* [GIVEN INSTRUCTION]: The answer is one number: how many lines in the data below hold "Saint".
━━ ENTRIES PROVIDED ━━
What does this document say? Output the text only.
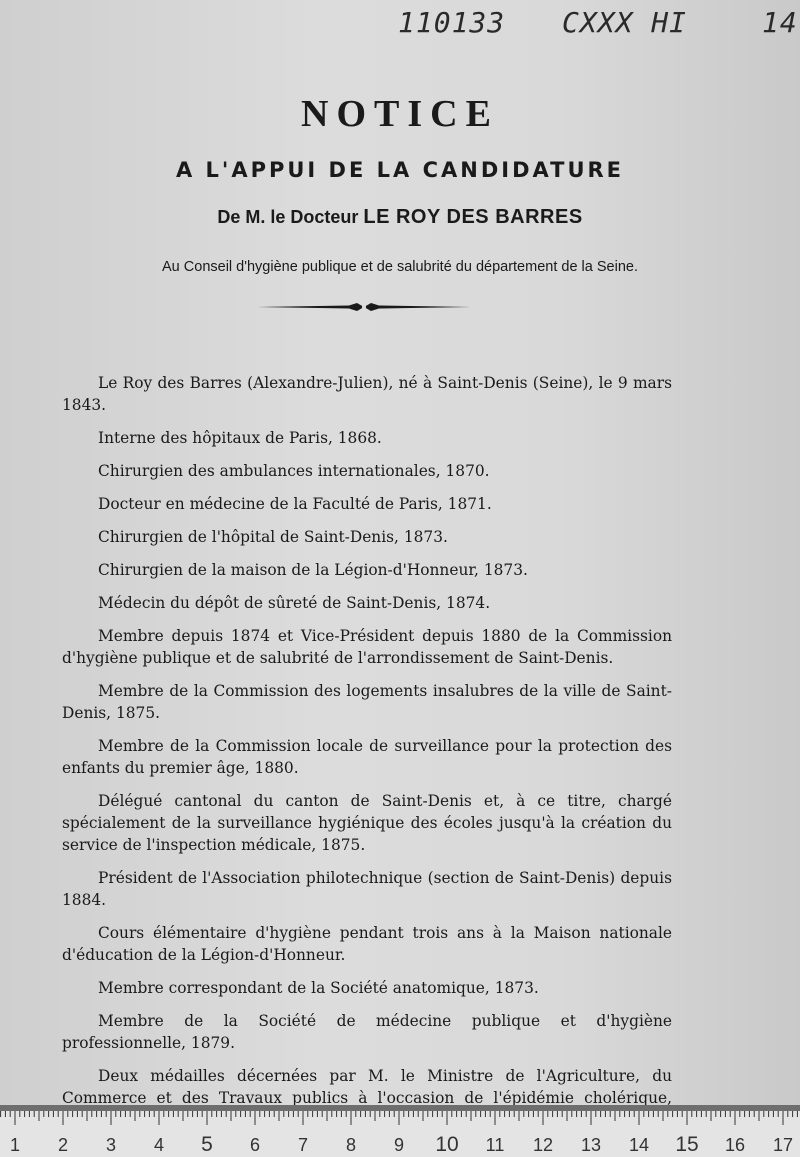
110133 CXXX HI	14
NOTICE
A L'APPUI DE LA CANDIDATURE
De M. le Docteur LE ROY DES BARRES
Au Conseil d'hygiène publique et de salubrité du département de la Seine.

Le Roy des Barres (Alexandre-Julien), né à Saint-Denis (Seine), le 9 mars 1843.

Interne des hôpitaux de Paris, 1868.

Chirurgien des ambulances internationales, 1870.

Docteur en médecine de la Faculté de Paris, 1871.

Chirurgien de l'hôpital de Saint-Denis, 1873.

Chirurgien de la maison de la Légion-d'Honneur, 1873.

Médecin du dépôt de sûreté de Saint-Denis, 1874.

Membre depuis 1874 et Vice-Président depuis 1880 de la Commission d'hygiène publique et de salubrité de l'arrondissement de Saint-Denis.

Membre de la Commission des logements insalubres de la ville de Saint-Denis, 1875.

Membre de la Commission locale de surveillance pour la protection des enfants du premier âge, 1880.

Délégué cantonal du canton de Saint-Denis et, à ce titre, chargé spécialement de la surveillance hygiénique des écoles jusqu'à la création du service de l'inspection médicale, 1875.

Président de l'Association philotechnique (section de Saint-Denis) depuis 1884.

Cours élémentaire d'hygiène pendant trois ans à la Maison nationale d'éducation de la Légion-d'Honneur.

Membre correspondant de la Société anatomique, 1873.

Membre de la Société de médecine publique et d'hygiène professionnelle, 1879.

Deux médailles décernées par M. le Ministre de l'Agriculture, du Commerce et des Travaux publics à l'occasion de l'épidémie cholérique,

1 2 3 4 5 6 7 8 9 10 11 12 13 14 15 16 17
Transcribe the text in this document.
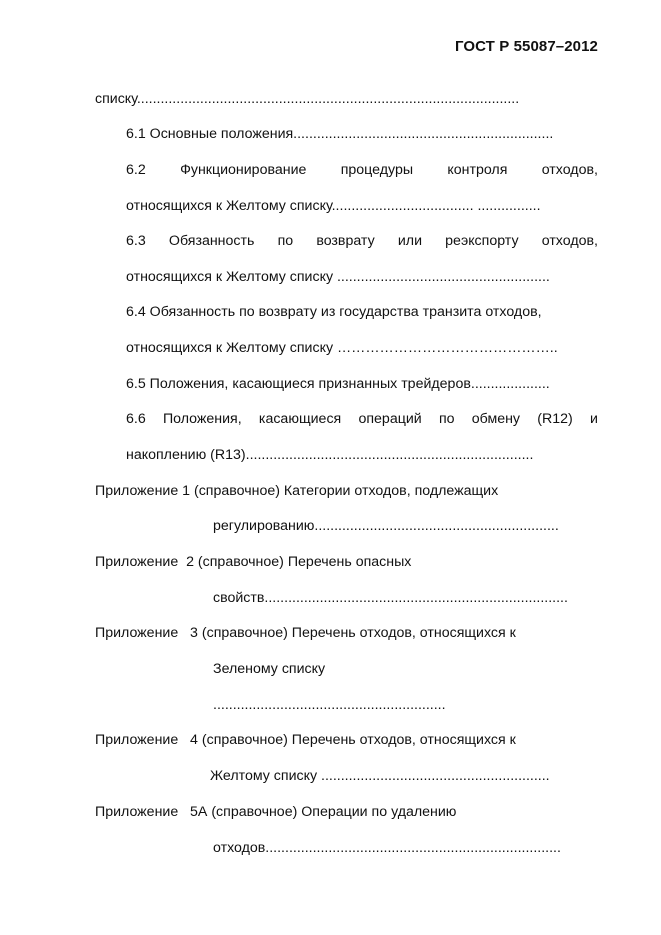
ГОСТ Р 55087–2012
списку.................................................................................................
6.1 Основные положения..................................................................
6.2 Функционирование процедуры контроля отходов,
относящихся к Желтому списку.................................... ................
6.3 Обязанность по возврату или реэкспорту отходов,
относящихся к Желтому списку ......................................................
6.4 Обязанность по возврату из государства транзита отходов,
относящихся к Желтому списку ………………………………………..
6.5 Положения, касающиеся признанных трейдеров....................
6.6 Положения, касающиеся операций по обмену (R12) и
накоплению (R13).........................................................................
Приложение 1 (справочное) Категории отходов, подлежащих
регулированию..............................................................
Приложение  2 (справочное) Перечень опасных
свойств.............................................................................
Приложение   3 (справочное) Перечень отходов, относящихся к
Зеленому списку
...........................................................
Приложение   4 (справочное) Перечень отходов, относящихся к
Желтому списку ..........................................................
Приложение   5А (справочное) Операции по удалению
отходов...........................................................................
━━━
* [EXERCISE RESULT]: 7